### Short exercise
Of the lines in the records that follow, how many include the word "except"? Answer with a bare number.

Records
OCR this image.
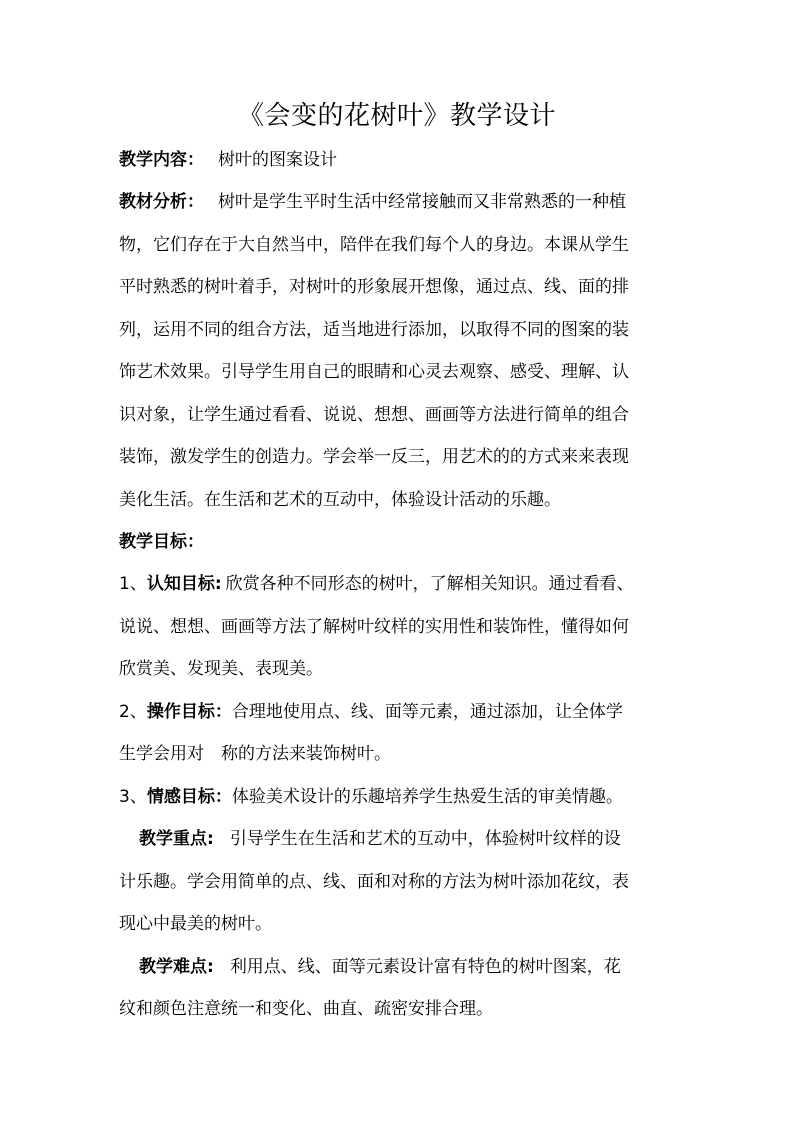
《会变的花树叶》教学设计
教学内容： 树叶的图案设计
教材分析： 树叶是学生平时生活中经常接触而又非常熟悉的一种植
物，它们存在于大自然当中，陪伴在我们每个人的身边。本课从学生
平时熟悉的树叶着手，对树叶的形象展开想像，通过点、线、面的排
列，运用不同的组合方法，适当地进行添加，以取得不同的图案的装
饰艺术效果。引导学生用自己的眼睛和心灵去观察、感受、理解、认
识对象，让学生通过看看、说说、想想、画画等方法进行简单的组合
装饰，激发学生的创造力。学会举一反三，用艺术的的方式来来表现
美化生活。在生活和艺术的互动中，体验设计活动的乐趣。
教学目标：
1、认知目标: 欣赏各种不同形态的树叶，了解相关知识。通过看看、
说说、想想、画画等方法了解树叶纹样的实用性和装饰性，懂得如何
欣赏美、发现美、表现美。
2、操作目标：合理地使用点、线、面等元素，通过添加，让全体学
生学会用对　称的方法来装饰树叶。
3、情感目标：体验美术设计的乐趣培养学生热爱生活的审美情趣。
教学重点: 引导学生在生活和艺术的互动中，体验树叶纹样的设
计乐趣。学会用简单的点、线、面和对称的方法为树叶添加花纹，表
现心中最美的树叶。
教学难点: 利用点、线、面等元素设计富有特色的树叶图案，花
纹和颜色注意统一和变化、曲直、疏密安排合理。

--

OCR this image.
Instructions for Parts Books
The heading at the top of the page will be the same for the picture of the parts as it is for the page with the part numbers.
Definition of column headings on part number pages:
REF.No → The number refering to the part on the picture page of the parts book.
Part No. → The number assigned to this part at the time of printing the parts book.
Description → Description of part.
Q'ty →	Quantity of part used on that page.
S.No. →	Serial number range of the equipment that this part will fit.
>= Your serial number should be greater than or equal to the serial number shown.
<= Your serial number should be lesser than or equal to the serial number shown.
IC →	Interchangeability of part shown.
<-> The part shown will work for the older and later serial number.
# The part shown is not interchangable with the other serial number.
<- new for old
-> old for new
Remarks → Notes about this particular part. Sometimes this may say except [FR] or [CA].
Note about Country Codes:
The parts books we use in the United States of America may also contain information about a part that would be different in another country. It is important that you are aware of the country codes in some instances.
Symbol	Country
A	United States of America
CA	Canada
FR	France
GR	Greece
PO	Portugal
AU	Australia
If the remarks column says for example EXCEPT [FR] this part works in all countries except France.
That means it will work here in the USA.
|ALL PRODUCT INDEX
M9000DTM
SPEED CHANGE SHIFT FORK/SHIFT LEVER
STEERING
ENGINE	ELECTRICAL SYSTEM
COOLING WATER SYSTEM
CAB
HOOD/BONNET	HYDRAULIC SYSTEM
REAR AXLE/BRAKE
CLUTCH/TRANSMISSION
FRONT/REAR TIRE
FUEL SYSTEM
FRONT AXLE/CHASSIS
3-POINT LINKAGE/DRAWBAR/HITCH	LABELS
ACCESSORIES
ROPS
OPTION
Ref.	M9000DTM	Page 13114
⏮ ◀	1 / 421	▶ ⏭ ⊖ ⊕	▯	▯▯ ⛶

---

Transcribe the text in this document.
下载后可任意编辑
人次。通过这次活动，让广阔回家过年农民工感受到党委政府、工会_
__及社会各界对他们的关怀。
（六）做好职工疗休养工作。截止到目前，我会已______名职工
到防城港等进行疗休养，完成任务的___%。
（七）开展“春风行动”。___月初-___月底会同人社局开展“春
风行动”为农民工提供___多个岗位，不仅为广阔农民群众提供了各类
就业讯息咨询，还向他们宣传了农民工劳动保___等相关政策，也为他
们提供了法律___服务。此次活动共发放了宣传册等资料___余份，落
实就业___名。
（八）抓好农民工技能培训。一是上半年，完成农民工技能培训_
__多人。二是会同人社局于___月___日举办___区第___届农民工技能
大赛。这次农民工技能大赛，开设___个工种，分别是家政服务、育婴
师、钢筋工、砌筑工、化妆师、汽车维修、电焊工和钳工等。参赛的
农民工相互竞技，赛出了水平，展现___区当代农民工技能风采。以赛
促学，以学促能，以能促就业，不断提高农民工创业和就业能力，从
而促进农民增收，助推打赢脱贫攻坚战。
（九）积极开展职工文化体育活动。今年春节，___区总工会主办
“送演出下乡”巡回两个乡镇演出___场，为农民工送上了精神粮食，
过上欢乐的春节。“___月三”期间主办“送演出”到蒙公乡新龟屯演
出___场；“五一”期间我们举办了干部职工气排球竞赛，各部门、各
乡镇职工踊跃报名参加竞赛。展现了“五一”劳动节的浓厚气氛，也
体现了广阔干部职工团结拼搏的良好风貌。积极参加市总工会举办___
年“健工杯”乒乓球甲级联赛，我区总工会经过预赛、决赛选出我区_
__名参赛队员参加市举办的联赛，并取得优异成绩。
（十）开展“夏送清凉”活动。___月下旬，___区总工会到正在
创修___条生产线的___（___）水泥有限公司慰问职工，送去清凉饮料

### Solution for this problem
2